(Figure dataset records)
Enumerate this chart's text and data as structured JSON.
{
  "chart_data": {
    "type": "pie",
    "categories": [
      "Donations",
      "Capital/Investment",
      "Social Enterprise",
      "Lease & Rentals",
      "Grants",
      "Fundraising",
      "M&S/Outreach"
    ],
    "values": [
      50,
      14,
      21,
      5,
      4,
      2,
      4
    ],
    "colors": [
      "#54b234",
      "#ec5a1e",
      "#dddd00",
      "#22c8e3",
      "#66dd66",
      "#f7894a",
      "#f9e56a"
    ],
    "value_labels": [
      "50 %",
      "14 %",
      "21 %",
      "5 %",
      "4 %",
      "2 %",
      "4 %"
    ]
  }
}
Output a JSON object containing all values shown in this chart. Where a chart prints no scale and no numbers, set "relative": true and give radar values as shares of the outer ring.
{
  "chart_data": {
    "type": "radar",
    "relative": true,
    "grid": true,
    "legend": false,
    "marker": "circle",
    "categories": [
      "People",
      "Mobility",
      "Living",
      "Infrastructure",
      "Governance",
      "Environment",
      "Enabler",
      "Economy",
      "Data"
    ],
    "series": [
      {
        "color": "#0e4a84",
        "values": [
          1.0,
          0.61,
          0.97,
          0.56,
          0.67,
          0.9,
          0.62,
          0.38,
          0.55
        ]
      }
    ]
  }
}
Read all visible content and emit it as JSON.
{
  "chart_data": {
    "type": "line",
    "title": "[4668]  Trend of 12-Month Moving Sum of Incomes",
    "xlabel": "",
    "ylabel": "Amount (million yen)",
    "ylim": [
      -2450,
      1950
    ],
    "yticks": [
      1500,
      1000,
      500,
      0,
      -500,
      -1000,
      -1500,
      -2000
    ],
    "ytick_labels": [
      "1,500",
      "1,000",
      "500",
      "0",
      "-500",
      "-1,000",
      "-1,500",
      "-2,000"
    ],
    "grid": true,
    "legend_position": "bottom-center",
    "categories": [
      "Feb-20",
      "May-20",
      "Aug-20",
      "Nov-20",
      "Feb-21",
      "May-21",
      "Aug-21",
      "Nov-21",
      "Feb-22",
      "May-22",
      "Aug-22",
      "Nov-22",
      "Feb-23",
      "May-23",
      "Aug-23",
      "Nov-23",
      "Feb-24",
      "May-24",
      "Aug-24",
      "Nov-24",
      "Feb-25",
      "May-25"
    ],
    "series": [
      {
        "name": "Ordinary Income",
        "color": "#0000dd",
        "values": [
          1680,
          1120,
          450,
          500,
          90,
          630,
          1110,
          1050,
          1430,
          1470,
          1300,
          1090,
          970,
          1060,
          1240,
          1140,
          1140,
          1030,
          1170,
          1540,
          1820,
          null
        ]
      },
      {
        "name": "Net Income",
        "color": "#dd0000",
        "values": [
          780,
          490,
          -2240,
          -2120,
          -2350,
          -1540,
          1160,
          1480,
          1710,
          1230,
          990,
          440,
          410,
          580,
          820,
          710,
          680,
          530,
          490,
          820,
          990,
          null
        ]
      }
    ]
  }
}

# [WORK INSTRUCTIONS]
Your task is to repeat the data exactly; please include every line.

# [WORKED ANSWER]
Enumerate this chart's text and data as structured JSON.
{
  "chart_data": {
    "type": "pie",
    "categories": [
      "Donations",
      "Capital/Investment",
      "Social Enterprise",
      "Lease & Rentals",
      "Grants",
      "Fundraising",
      "M&S/Outreach"
    ],
    "values": [
      50,
      14,
      21,
      5,
      4,
      2,
      4
    ],
    "colors": [
      "#54b234",
      "#ec5a1e",
      "#dddd00",
      "#22c8e3",
      "#66dd66",
      "#f7894a",
      "#f9e56a"
    ],
    "value_labels": [
      "50 %",
      "14 %",
      "21 %",
      "5 %",
      "4 %",
      "2 %",
      "4 %"
    ]
  }
}
Output a JSON object containing all values shown in this chart. Where a chart prints no scale and no numbers, set "relative": true and give radar values as shares of the outer ring.
{
  "chart_data": {
    "type": "radar",
    "relative": true,
    "grid": true,
    "legend": false,
    "marker": "circle",
    "categories": [
      "People",
      "Mobility",
      "Living",
      "Infrastructure",
      "Governance",
      "Environment",
      "Enabler",
      "Economy",
      "Data"
    ],
    "series": [
      {
        "color": "#0e4a84",
        "values": [
          1.0,
          0.61,
          0.97,
          0.56,
          0.67,
          0.9,
          0.62,
          0.38,
          0.55
        ]
      }
    ]
  }
}
Read all visible content and emit it as JSON.
{
  "chart_data": {
    "type": "line",
    "title": "[4668]  Trend of 12-Month Moving Sum of Incomes",
    "xlabel": "",
    "ylabel": "Amount (million yen)",
    "ylim": [
      -2450,
      1950
    ],
    "yticks": [
      1500,
      1000,
      500,
      0,
      -500,
      -1000,
      -1500,
      -2000
    ],
    "ytick_labels": [
      "1,500",
      "1,000",
      "500",
      "0",
      "-500",
      "-1,000",
      "-1,500",
      "-2,000"
    ],
    "grid": true,
    "legend_position": "bottom-center",
    "categories": [
      "Feb-20",
      "May-20",
      "Aug-20",
      "Nov-20",
      "Feb-21",
      "May-21",
      "Aug-21",
      "Nov-21",
      "Feb-22",
      "May-22",
      "Aug-22",
      "Nov-22",
      "Feb-23",
      "May-23",
      "Aug-23",
      "Nov-23",
      "Feb-24",
      "May-24",
      "Aug-24",
      "Nov-24",
      "Feb-25",
      "May-25"
    ],
    "series": [
      {
        "name": "Ordinary Income",
        "color": "#0000dd",
        "values": [
          1680,
          1120,
          450,
          500,
          90,
          630,
          1110,
          1050,
          1430,
          1470,
          1300,
          1090,
          970,
          1060,
          1240,
          1140,
          1140,
          1030,
          1170,
          1540,
          1820,
          null
        ]
      },
      {
        "name": "Net Income",
        "color": "#dd0000",
        "values": [
          780,
          490,
          -2240,
          -2120,
          -2350,
          -1540,
          1160,
          1480,
          1710,
          1230,
          990,
          440,
          410,
          580,
          820,
          710,
          680,
          530,
          490,
          820,
          990,
          null
        ]
      }
    ]
  }
}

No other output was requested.